_DIRECTION_
Can you reproduce the stretch of the earnings-surprise passage from "2) Quality of" through "most likely drop." word for word?

======== EXCERPTED TEXT ========

Why do some stocks skyrocket on a positive earnings surprise while others fall off a cliff?
Higher Stocks Prices = Higher Expectations = Harder to Satisfy Investors
That is why this earnings season is so important for the broader market. As for individual stocks, there will be big winners and losers depending on the strength of their individual reports. Yet that brings to mind one of the most confusing things about earnings season:
3 Reasons Stocks Can Drop After a Positive Earnings Surprise
1) Estimates vs. Expectations: The standard definition of an earnings surprise is when actual earnings comes in higher than earnings estimates. But those estimates are the “published” numbers from the brokerage analysts. Quite often investors tend to develop their own unique set of expectations that can differ greatly from the Wall Street analysts. If there is too much optimism ahead of the release, then actual earnings will need to be a blowout in order to appease investors’ inflated expectations. This is the most common reason why some stocks fall after a “supposed” earnings beat.
2) Quality of Earnings: The highest quality earnings come from having robust revenue growth. This means that the company’s products or services are in high demand and should stay that way into the future. However, these days far too much of the earnings being reported is generated from cost cutting and other “accounting gimmickry”. The problem is that the benefits of these moves don’t last. When the market gets a whiff that the earnings are unsustainable, no matter how strong the beat, shares will most likely drop.

======== SUPPLIED INFORMATION ========

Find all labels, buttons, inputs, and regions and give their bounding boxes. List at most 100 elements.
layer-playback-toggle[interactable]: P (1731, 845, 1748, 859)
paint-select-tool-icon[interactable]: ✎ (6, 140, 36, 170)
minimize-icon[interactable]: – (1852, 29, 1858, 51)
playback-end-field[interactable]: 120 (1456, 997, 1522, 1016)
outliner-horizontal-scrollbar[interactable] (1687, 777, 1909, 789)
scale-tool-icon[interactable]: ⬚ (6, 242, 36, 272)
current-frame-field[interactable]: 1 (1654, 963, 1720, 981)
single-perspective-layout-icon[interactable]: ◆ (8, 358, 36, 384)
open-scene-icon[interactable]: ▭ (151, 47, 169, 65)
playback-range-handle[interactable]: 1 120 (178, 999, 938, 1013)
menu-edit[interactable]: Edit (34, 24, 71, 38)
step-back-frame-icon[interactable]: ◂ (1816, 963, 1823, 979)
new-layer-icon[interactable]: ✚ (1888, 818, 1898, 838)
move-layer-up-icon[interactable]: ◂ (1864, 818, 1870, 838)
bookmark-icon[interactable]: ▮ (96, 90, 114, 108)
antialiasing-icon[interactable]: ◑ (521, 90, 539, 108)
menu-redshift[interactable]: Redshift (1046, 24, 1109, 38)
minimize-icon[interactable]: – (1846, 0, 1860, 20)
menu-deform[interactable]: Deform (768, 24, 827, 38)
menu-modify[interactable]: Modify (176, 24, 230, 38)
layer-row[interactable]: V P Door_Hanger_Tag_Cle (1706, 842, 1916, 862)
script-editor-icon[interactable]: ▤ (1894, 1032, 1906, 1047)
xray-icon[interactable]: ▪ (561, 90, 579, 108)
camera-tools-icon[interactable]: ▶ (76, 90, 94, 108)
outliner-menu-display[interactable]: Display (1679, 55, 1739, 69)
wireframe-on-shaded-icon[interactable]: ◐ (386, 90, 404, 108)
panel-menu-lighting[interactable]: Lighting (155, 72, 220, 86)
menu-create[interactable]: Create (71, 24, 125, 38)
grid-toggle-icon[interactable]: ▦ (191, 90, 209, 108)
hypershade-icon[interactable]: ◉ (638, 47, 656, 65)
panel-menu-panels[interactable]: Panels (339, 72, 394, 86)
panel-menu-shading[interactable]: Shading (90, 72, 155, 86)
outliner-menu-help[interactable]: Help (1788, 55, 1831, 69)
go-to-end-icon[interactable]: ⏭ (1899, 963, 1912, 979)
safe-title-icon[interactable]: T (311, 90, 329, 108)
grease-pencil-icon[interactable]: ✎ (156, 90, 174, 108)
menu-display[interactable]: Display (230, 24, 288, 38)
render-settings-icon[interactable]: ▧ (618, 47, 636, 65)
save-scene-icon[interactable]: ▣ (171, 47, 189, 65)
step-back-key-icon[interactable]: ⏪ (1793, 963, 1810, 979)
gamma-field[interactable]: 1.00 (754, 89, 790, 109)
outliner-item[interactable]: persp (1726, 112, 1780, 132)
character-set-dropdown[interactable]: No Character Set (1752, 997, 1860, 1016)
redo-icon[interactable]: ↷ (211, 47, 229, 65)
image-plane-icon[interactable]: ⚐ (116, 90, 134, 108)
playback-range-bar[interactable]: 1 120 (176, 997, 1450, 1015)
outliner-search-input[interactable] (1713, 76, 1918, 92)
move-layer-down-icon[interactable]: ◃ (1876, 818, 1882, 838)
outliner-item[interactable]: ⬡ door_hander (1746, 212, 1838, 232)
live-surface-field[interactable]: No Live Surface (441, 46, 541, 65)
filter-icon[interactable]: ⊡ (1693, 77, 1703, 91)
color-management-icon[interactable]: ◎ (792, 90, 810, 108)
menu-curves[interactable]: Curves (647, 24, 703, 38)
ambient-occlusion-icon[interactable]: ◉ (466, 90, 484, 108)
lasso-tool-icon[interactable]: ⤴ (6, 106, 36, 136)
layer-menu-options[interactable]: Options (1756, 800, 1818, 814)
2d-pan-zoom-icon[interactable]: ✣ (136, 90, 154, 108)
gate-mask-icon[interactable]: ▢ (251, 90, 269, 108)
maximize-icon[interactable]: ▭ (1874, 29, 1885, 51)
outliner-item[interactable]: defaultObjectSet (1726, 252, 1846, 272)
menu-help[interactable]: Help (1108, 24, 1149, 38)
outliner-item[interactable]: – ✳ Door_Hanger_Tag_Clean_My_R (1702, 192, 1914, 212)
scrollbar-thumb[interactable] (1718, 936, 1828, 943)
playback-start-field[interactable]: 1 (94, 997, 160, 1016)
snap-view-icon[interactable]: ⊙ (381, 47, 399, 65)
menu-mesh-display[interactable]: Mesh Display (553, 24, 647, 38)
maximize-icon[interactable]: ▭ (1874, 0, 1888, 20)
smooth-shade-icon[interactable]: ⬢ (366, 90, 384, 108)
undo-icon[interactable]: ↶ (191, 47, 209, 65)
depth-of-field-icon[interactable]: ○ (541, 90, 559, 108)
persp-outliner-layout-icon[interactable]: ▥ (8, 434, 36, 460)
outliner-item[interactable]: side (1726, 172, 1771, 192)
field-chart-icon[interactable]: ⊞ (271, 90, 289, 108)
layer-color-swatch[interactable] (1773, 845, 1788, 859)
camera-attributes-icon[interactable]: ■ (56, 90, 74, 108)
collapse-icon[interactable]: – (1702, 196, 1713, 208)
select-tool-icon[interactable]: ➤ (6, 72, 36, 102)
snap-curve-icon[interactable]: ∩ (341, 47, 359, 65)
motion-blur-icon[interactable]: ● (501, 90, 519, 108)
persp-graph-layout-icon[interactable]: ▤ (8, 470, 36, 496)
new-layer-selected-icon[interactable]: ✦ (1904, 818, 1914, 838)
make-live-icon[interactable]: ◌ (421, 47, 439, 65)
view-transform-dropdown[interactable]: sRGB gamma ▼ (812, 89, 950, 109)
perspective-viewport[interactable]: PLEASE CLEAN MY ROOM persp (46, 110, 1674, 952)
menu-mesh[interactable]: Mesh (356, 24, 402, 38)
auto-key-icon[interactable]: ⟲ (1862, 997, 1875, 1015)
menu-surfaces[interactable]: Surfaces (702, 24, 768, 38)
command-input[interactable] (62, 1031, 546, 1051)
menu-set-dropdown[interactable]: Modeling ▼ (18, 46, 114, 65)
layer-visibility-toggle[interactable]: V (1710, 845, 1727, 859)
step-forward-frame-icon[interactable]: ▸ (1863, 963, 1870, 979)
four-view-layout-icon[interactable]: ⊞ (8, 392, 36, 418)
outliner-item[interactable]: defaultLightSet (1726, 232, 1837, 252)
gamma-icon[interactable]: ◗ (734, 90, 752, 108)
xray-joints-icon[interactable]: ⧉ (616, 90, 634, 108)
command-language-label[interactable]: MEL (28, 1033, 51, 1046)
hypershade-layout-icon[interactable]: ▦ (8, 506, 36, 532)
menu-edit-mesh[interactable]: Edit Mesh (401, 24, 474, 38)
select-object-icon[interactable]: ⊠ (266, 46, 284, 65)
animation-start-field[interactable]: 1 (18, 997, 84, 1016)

========

_FINISHED EXERCISE_
2) Quality of Earnings: The highest quality earnings come from having robust revenue growth. This means that the company’s products or services are in high demand and should stay that way into the future. However, these days far too much of the earnings being reported is generated from cost cutting and other “accounting gimmickry”. The problem is that the benefits of these moves don’t last. When the market gets a whiff that the earnings are unsustainable, no matter how strong the beat, shares will most likely drop.